What you need to do ::
Take each line containing the word "this" and copy it.

-- Start Working data --

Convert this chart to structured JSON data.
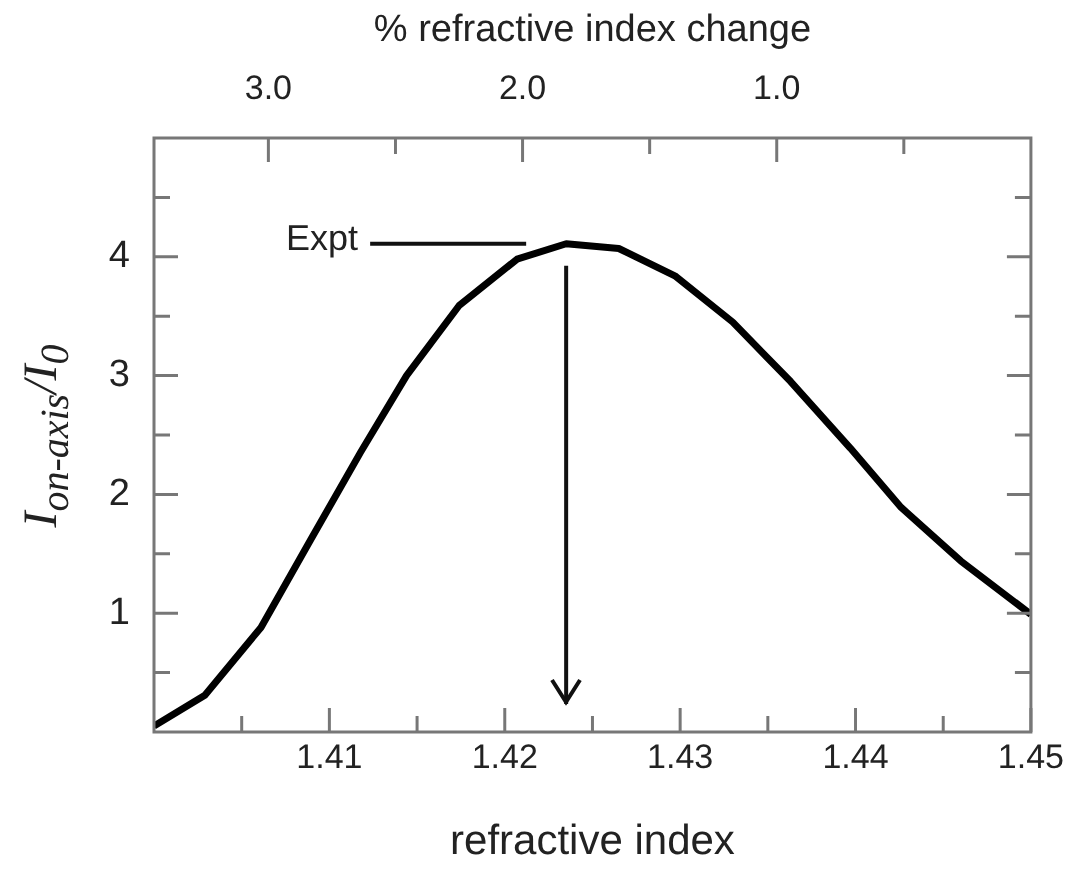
{
  "chart_data": {
    "type": "line",
    "xlabel": "refractive index",
    "x2label": "% refractive index change",
    "ylabel": "I$_{on-axis}$/I$_{0}$",
    "x": [
      1.4,
      1.4029,
      1.4061,
      1.4089,
      1.4118,
      1.4144,
      1.4174,
      1.4207,
      1.4235,
      1.4265,
      1.4297,
      1.433,
      1.4363,
      1.4397,
      1.4426,
      1.446,
      1.45
    ],
    "values": [
      0.05,
      0.31,
      0.88,
      1.61,
      2.36,
      3.0,
      3.59,
      3.98,
      4.11,
      4.07,
      3.84,
      3.45,
      2.95,
      2.39,
      1.89,
      1.44,
      0.99
    ],
    "color": "#000000",
    "marker": "none",
    "line_style": "solid",
    "grid": false,
    "legend": false,
    "xlim": [
      1.4,
      1.45
    ],
    "xticks": [
      {
        "value": 1.405,
        "label": null
      },
      1.41,
      {
        "value": 1.415,
        "label": null
      },
      1.42,
      {
        "value": 1.425,
        "label": null
      },
      1.43,
      {
        "value": 1.435,
        "label": null
      },
      1.44,
      {
        "value": 1.445,
        "label": null
      },
      1.45
    ],
    "x2lim": [
      3.45,
      0
    ],
    "x2ticks": [
      {
        "value": 3.0,
        "label": "3.0"
      },
      {
        "value": 2.5,
        "label": null
      },
      {
        "value": 2.0,
        "label": "2.0"
      },
      {
        "value": 1.5,
        "label": null
      },
      {
        "value": 1.0,
        "label": "1.0"
      },
      {
        "value": 0.5,
        "label": null
      }
    ],
    "ylim": [
      0,
      5
    ],
    "yticks": [
      {
        "value": 0.5,
        "label": null
      },
      1,
      {
        "value": 1.5,
        "label": null
      },
      2,
      {
        "value": 2.5,
        "label": null
      },
      3,
      {
        "value": 3.5,
        "label": null
      },
      4,
      {
        "value": 4.5,
        "label": null
      }
    ],
    "ref_lines": [
      {
        "axis": "x",
        "value": 1.4235,
        "label": "Expt",
        "color": "#111111"
      }
    ]
  }
}
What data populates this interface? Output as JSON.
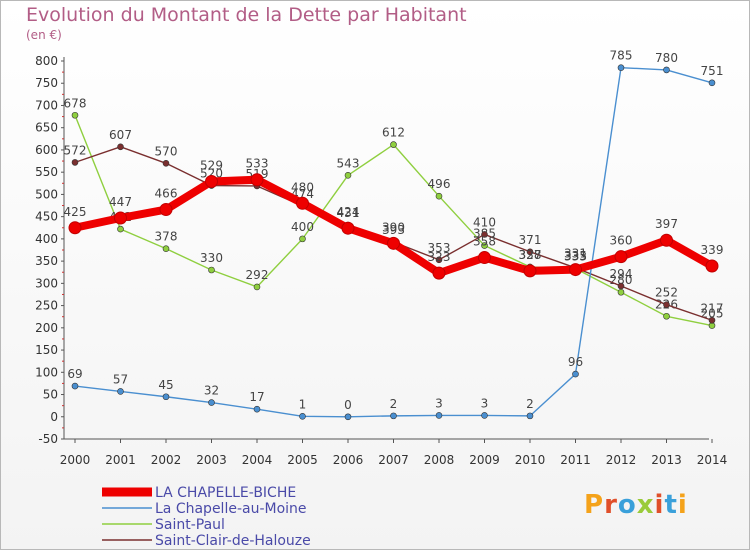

-- End Working data --

Exercise response ::
Convert this chart to structured JSON data.
What data populates this interface? Output as JSON.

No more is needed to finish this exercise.